**Directions:** Pick out every line that holds the string "fiscais" and copy it.

**Working data:**
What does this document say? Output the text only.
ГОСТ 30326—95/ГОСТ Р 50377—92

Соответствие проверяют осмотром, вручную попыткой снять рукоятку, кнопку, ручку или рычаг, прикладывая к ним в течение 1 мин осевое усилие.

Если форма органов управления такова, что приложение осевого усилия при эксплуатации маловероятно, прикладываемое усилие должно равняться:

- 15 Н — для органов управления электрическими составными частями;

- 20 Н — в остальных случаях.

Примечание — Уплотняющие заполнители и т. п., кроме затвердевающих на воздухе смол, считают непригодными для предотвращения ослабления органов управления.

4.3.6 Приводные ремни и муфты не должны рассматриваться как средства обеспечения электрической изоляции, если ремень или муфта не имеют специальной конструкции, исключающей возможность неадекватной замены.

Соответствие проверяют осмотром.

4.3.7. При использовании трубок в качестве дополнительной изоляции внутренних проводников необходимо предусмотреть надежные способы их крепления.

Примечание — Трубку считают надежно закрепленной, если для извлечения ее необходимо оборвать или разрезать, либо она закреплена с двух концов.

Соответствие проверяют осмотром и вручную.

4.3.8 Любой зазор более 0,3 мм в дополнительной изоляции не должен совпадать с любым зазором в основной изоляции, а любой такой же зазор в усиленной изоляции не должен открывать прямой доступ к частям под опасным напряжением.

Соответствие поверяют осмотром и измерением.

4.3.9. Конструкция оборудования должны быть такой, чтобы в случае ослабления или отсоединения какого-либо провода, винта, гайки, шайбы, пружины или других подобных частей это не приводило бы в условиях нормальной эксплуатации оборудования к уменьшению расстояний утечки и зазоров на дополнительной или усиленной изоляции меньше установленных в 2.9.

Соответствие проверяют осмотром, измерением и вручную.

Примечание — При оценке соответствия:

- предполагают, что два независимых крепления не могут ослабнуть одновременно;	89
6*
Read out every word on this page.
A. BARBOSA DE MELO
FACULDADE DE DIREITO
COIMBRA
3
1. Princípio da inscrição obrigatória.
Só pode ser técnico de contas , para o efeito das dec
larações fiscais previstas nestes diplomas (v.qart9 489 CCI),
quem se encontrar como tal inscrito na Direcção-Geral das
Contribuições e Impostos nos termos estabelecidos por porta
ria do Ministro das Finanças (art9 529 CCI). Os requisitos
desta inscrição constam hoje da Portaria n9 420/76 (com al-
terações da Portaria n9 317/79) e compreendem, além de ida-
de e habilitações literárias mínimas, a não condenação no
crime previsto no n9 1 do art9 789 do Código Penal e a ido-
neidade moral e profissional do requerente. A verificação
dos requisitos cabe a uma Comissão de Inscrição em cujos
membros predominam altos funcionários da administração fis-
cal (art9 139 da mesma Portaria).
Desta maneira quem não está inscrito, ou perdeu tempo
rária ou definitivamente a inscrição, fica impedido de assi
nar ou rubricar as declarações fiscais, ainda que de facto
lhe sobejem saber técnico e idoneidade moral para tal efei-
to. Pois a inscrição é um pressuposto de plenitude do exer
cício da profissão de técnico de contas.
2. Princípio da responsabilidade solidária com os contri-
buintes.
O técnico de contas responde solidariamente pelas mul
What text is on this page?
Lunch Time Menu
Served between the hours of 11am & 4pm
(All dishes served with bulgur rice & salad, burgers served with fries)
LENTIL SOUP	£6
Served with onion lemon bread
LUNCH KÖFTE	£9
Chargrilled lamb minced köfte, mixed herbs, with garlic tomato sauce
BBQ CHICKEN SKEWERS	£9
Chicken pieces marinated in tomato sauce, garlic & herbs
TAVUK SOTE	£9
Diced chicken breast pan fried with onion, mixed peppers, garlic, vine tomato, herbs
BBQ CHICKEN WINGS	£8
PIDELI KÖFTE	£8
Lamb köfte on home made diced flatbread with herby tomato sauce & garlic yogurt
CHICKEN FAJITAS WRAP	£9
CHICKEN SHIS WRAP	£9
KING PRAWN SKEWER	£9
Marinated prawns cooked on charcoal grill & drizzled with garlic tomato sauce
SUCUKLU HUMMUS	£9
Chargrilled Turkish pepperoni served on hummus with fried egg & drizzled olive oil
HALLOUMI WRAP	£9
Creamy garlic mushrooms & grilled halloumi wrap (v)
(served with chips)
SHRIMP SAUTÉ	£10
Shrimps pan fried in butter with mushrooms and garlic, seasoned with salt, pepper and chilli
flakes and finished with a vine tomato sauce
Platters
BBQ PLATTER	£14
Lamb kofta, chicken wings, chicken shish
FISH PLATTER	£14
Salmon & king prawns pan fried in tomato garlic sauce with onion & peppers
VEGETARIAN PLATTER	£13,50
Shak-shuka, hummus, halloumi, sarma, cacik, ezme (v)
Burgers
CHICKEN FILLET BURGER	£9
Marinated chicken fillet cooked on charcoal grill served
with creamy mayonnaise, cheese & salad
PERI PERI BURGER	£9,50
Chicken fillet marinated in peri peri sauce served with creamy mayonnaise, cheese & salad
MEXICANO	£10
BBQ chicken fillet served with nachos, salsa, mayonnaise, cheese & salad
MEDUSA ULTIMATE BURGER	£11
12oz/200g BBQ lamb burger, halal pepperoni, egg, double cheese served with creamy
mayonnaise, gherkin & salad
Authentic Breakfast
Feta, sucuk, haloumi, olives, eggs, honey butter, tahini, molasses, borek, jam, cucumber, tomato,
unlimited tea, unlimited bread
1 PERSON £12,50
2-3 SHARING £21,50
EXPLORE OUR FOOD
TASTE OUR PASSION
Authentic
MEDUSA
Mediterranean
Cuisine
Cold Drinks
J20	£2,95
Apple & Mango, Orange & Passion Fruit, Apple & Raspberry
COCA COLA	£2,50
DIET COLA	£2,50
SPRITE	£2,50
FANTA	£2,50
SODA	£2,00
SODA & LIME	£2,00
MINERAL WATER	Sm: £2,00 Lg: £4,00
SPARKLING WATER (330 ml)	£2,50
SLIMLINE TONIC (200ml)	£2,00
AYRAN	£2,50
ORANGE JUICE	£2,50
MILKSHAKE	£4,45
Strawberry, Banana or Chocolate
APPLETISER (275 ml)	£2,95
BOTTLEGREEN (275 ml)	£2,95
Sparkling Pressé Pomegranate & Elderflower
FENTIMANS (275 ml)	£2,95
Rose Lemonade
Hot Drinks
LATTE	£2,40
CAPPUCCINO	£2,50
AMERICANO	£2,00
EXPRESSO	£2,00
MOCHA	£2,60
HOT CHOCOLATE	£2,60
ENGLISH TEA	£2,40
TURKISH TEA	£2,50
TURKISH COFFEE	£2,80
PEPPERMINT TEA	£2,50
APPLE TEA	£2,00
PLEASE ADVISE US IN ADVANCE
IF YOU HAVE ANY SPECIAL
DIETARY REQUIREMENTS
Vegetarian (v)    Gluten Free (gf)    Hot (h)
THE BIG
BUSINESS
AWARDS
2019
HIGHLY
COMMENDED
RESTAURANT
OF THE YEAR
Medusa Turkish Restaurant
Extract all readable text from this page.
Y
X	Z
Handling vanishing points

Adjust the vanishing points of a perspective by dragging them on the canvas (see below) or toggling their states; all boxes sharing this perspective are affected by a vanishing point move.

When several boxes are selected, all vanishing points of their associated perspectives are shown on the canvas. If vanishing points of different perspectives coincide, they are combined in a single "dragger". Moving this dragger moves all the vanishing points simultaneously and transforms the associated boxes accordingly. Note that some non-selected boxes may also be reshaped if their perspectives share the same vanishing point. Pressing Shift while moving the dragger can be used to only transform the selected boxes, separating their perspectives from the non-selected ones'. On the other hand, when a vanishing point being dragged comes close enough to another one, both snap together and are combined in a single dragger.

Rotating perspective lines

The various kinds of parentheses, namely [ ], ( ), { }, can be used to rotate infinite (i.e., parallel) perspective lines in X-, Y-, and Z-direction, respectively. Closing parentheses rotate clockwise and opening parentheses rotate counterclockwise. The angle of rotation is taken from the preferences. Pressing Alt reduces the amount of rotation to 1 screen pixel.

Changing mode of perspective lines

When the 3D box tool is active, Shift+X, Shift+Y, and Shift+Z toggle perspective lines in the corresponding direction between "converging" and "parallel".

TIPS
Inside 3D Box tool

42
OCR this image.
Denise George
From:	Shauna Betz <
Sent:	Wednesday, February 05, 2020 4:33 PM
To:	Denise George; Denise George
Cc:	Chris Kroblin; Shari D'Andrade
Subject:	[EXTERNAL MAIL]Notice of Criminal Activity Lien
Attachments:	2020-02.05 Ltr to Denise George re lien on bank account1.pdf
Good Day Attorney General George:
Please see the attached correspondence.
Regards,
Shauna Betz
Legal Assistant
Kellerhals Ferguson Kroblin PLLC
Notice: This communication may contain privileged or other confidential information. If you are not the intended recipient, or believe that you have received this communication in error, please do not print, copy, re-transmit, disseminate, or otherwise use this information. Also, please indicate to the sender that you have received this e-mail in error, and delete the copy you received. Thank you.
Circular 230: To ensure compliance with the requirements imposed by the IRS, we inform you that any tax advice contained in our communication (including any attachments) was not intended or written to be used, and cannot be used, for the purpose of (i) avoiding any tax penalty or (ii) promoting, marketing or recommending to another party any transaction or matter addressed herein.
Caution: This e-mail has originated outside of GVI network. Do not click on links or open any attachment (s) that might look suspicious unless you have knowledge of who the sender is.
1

**Answer in full:**
larações fiscais previstas nestes diplomas (v.qart9 489 CCI),
nar ou rubricar as declarações fiscais, ainda que de facto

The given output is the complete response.